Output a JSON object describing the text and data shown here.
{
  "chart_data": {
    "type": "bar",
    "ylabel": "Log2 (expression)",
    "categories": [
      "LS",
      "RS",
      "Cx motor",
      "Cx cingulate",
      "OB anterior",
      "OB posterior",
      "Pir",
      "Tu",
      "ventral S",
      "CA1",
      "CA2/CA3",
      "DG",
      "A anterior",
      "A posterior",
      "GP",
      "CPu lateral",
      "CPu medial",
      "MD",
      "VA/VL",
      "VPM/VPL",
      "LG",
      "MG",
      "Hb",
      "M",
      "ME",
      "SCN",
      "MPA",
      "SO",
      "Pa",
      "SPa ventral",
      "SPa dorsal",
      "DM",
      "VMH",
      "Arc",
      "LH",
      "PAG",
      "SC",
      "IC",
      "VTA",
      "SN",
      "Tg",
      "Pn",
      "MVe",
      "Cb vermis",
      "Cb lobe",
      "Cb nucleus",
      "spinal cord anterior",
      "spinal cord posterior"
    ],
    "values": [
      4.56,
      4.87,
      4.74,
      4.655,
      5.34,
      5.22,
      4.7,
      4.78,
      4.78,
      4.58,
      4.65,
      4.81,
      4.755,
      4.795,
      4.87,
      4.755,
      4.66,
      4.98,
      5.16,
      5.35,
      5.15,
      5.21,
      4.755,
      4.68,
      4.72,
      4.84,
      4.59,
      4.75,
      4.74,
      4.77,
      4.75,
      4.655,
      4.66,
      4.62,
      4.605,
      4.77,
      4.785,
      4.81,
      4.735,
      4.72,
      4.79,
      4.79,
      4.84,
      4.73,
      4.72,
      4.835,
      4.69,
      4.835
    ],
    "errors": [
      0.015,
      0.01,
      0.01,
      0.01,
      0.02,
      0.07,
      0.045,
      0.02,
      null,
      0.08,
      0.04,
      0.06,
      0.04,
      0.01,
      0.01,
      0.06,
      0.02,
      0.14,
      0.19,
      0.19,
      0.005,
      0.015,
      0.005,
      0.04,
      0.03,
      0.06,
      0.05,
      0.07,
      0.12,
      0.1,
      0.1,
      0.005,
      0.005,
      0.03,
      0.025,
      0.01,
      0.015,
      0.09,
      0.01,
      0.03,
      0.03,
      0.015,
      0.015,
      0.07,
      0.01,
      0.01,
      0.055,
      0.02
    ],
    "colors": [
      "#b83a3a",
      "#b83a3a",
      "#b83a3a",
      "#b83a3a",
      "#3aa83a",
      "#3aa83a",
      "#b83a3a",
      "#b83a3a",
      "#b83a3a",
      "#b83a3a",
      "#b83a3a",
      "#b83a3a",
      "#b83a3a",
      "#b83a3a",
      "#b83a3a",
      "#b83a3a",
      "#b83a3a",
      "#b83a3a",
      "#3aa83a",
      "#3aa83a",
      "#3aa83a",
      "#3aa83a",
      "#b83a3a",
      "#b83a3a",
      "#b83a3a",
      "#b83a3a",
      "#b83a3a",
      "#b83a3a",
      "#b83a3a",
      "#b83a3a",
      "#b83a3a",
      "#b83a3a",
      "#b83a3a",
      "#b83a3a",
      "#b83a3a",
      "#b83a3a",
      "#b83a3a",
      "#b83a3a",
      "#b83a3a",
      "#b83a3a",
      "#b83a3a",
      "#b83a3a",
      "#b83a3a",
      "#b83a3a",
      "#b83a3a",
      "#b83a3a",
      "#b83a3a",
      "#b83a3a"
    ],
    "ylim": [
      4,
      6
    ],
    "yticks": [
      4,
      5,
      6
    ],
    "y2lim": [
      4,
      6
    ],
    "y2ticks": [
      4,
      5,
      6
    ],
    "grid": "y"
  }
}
··········
## [Goal of the exercise]
Please reproduce each line exactly as written.

## [Solution for this exercise]
Output a JSON object describing the text and data shown here.
{
  "chart_data": {
    "type": "bar",
    "ylabel": "Log2 (expression)",
    "categories": [
      "LS",
      "RS",
      "Cx motor",
      "Cx cingulate",
      "OB anterior",
      "OB posterior",
      "Pir",
      "Tu",
      "ventral S",
      "CA1",
      "CA2/CA3",
      "DG",
      "A anterior",
      "A posterior",
      "GP",
      "CPu lateral",
      "CPu medial",
      "MD",
      "VA/VL",
      "VPM/VPL",
      "LG",
      "MG",
      "Hb",
      "M",
      "ME",
      "SCN",
      "MPA",
      "SO",
      "Pa",
      "SPa ventral",
      "SPa dorsal",
      "DM",
      "VMH",
      "Arc",
      "LH",
      "PAG",
      "SC",
      "IC",
      "VTA",
      "SN",
      "Tg",
      "Pn",
      "MVe",
      "Cb vermis",
      "Cb lobe",
      "Cb nucleus",
      "spinal cord anterior",
      "spinal cord posterior"
    ],
    "values": [
      4.56,
      4.87,
      4.74,
      4.655,
      5.34,
      5.22,
      4.7,
      4.78,
      4.78,
      4.58,
      4.65,
      4.81,
      4.755,
      4.795,
      4.87,
      4.755,
      4.66,
      4.98,
      5.16,
      5.35,
      5.15,
      5.21,
      4.755,
      4.68,
      4.72,
      4.84,
      4.59,
      4.75,
      4.74,
      4.77,
      4.75,
      4.655,
      4.66,
      4.62,
      4.605,
      4.77,
      4.785,
      4.81,
      4.735,
      4.72,
      4.79,
      4.79,
      4.84,
      4.73,
      4.72,
      4.835,
      4.69,
      4.835
    ],
    "errors": [
      0.015,
      0.01,
      0.01,
      0.01,
      0.02,
      0.07,
      0.045,
      0.02,
      null,
      0.08,
      0.04,
      0.06,
      0.04,
      0.01,
      0.01,
      0.06,
      0.02,
      0.14,
      0.19,
      0.19,
      0.005,
      0.015,
      0.005,
      0.04,
      0.03,
      0.06,
      0.05,
      0.07,
      0.12,
      0.1,
      0.1,
      0.005,
      0.005,
      0.03,
      0.025,
      0.01,
      0.015,
      0.09,
      0.01,
      0.03,
      0.03,
      0.015,
      0.015,
      0.07,
      0.01,
      0.01,
      0.055,
      0.02
    ],
    "colors": [
      "#b83a3a",
      "#b83a3a",
      "#b83a3a",
      "#b83a3a",
      "#3aa83a",
      "#3aa83a",
      "#b83a3a",
      "#b83a3a",
      "#b83a3a",
      "#b83a3a",
      "#b83a3a",
      "#b83a3a",
      "#b83a3a",
      "#b83a3a",
      "#b83a3a",
      "#b83a3a",
      "#b83a3a",
      "#b83a3a",
      "#3aa83a",
      "#3aa83a",
      "#3aa83a",
      "#3aa83a",
      "#b83a3a",
      "#b83a3a",
      "#b83a3a",
      "#b83a3a",
      "#b83a3a",
      "#b83a3a",
      "#b83a3a",
      "#b83a3a",
      "#b83a3a",
      "#b83a3a",
      "#b83a3a",
      "#b83a3a",
      "#b83a3a",
      "#b83a3a",
      "#b83a3a",
      "#b83a3a",
      "#b83a3a",
      "#b83a3a",
      "#b83a3a",
      "#b83a3a",
      "#b83a3a",
      "#b83a3a",
      "#b83a3a",
      "#b83a3a",
      "#b83a3a",
      "#b83a3a"
    ],
    "ylim": [
      4,
      6
    ],
    "yticks": [
      4,
      5,
      6
    ],
    "y2lim": [
      4,
      6
    ],
    "y2ticks": [
      4,
      5,
      6
    ],
    "grid": "y"
  }
}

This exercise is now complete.